→ **TASK PROMPT**
Print each of the entries exactly, leaving nothing out.

Items from a figure collection:
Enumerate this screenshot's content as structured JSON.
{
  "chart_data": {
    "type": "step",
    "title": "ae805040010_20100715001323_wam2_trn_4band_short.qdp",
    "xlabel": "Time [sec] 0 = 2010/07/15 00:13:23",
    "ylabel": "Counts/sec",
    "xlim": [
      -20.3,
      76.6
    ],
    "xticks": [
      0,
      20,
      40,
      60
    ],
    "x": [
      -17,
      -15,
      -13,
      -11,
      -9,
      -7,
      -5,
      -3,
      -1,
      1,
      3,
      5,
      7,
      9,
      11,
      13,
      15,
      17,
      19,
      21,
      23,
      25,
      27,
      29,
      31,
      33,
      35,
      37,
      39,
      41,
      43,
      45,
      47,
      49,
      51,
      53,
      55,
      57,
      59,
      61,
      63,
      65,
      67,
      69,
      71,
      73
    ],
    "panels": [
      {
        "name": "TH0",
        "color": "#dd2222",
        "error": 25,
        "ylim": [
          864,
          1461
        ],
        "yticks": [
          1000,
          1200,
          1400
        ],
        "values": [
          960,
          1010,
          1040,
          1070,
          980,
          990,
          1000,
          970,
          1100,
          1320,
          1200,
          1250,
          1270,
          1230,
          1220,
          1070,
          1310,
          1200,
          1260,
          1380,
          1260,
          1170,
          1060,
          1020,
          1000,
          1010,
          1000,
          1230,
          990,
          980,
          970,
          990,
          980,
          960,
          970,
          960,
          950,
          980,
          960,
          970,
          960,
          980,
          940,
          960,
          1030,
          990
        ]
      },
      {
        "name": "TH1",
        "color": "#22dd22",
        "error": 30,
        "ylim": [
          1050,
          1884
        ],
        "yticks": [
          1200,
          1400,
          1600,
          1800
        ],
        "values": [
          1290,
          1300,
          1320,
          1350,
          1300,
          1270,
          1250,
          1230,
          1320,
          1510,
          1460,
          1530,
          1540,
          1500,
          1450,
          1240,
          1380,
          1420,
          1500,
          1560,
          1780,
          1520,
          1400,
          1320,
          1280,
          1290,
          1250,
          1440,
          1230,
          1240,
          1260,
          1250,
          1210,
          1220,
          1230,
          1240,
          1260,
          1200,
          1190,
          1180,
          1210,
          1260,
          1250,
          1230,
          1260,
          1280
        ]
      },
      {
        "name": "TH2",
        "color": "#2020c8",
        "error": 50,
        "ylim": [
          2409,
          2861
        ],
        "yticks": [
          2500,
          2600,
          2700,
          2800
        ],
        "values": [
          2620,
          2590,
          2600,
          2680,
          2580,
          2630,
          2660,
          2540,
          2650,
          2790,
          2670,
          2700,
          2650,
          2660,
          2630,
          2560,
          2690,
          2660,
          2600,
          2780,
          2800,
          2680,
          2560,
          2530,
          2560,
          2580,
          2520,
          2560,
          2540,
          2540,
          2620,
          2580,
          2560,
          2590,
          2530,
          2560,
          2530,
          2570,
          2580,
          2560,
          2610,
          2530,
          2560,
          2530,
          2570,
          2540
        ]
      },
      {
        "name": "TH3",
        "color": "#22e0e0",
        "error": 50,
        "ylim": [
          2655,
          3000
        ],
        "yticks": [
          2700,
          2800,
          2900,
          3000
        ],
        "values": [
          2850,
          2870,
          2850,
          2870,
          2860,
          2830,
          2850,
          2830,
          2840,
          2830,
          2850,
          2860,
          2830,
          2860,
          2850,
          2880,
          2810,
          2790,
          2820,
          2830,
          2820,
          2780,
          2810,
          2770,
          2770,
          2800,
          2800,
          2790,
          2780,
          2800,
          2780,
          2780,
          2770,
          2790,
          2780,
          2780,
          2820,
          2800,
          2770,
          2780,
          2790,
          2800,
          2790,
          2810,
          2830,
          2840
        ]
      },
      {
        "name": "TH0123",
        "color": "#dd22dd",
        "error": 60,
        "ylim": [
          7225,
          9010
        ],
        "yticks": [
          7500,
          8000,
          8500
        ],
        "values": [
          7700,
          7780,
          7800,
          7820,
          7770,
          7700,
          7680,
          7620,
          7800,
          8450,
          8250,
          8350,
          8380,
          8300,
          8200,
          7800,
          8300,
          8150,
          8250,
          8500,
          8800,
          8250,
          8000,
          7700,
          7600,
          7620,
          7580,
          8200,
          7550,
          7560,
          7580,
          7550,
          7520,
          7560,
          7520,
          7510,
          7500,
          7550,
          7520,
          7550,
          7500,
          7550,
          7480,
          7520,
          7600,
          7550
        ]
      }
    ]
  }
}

→ **TASK RESULT**
Enumerate this screenshot's content as structured JSON.
{
  "chart_data": {
    "type": "step",
    "title": "ae805040010_20100715001323_wam2_trn_4band_short.qdp",
    "xlabel": "Time [sec] 0 = 2010/07/15 00:13:23",
    "ylabel": "Counts/sec",
    "xlim": [
      -20.3,
      76.6
    ],
    "xticks": [
      0,
      20,
      40,
      60
    ],
    "x": [
      -17,
      -15,
      -13,
      -11,
      -9,
      -7,
      -5,
      -3,
      -1,
      1,
      3,
      5,
      7,
      9,
      11,
      13,
      15,
      17,
      19,
      21,
      23,
      25,
      27,
      29,
      31,
      33,
      35,
      37,
      39,
      41,
      43,
      45,
      47,
      49,
      51,
      53,
      55,
      57,
      59,
      61,
      63,
      65,
      67,
      69,
      71,
      73
    ],
    "panels": [
      {
        "name": "TH0",
        "color": "#dd2222",
        "error": 25,
        "ylim": [
          864,
          1461
        ],
        "yticks": [
          1000,
          1200,
          1400
        ],
        "values": [
          960,
          1010,
          1040,
          1070,
          980,
          990,
          1000,
          970,
          1100,
          1320,
          1200,
          1250,
          1270,
          1230,
          1220,
          1070,
          1310,
          1200,
          1260,
          1380,
          1260,
          1170,
          1060,
          1020,
          1000,
          1010,
          1000,
          1230,
          990,
          980,
          970,
          990,
          980,
          960,
          970,
          960,
          950,
          980,
          960,
          970,
          960,
          980,
          940,
          960,
          1030,
          990
        ]
      },
      {
        "name": "TH1",
        "color": "#22dd22",
        "error": 30,
        "ylim": [
          1050,
          1884
        ],
        "yticks": [
          1200,
          1400,
          1600,
          1800
        ],
        "values": [
          1290,
          1300,
          1320,
          1350,
          1300,
          1270,
          1250,
          1230,
          1320,
          1510,
          1460,
          1530,
          1540,
          1500,
          1450,
          1240,
          1380,
          1420,
          1500,
          1560,
          1780,
          1520,
          1400,
          1320,
          1280,
          1290,
          1250,
          1440,
          1230,
          1240,
          1260,
          1250,
          1210,
          1220,
          1230,
          1240,
          1260,
          1200,
          1190,
          1180,
          1210,
          1260,
          1250,
          1230,
          1260,
          1280
        ]
      },
      {
        "name": "TH2",
        "color": "#2020c8",
        "error": 50,
        "ylim": [
          2409,
          2861
        ],
        "yticks": [
          2500,
          2600,
          2700,
          2800
        ],
        "values": [
          2620,
          2590,
          2600,
          2680,
          2580,
          2630,
          2660,
          2540,
          2650,
          2790,
          2670,
          2700,
          2650,
          2660,
          2630,
          2560,
          2690,
          2660,
          2600,
          2780,
          2800,
          2680,
          2560,
          2530,
          2560,
          2580,
          2520,
          2560,
          2540,
          2540,
          2620,
          2580,
          2560,
          2590,
          2530,
          2560,
          2530,
          2570,
          2580,
          2560,
          2610,
          2530,
          2560,
          2530,
          2570,
          2540
        ]
      },
      {
        "name": "TH3",
        "color": "#22e0e0",
        "error": 50,
        "ylim": [
          2655,
          3000
        ],
        "yticks": [
          2700,
          2800,
          2900,
          3000
        ],
        "values": [
          2850,
          2870,
          2850,
          2870,
          2860,
          2830,
          2850,
          2830,
          2840,
          2830,
          2850,
          2860,
          2830,
          2860,
          2850,
          2880,
          2810,
          2790,
          2820,
          2830,
          2820,
          2780,
          2810,
          2770,
          2770,
          2800,
          2800,
          2790,
          2780,
          2800,
          2780,
          2780,
          2770,
          2790,
          2780,
          2780,
          2820,
          2800,
          2770,
          2780,
          2790,
          2800,
          2790,
          2810,
          2830,
          2840
        ]
      },
      {
        "name": "TH0123",
        "color": "#dd22dd",
        "error": 60,
        "ylim": [
          7225,
          9010
        ],
        "yticks": [
          7500,
          8000,
          8500
        ],
        "values": [
          7700,
          7780,
          7800,
          7820,
          7770,
          7700,
          7680,
          7620,
          7800,
          8450,
          8250,
          8350,
          8380,
          8300,
          8200,
          7800,
          8300,
          8150,
          8250,
          8500,
          8800,
          8250,
          8000,
          7700,
          7600,
          7620,
          7580,
          8200,
          7550,
          7560,
          7580,
          7550,
          7520,
          7560,
          7520,
          7510,
          7500,
          7550,
          7520,
          7550,
          7500,
          7550,
          7480,
          7520,
          7600,
          7550
        ]
      }
    ]
  }
}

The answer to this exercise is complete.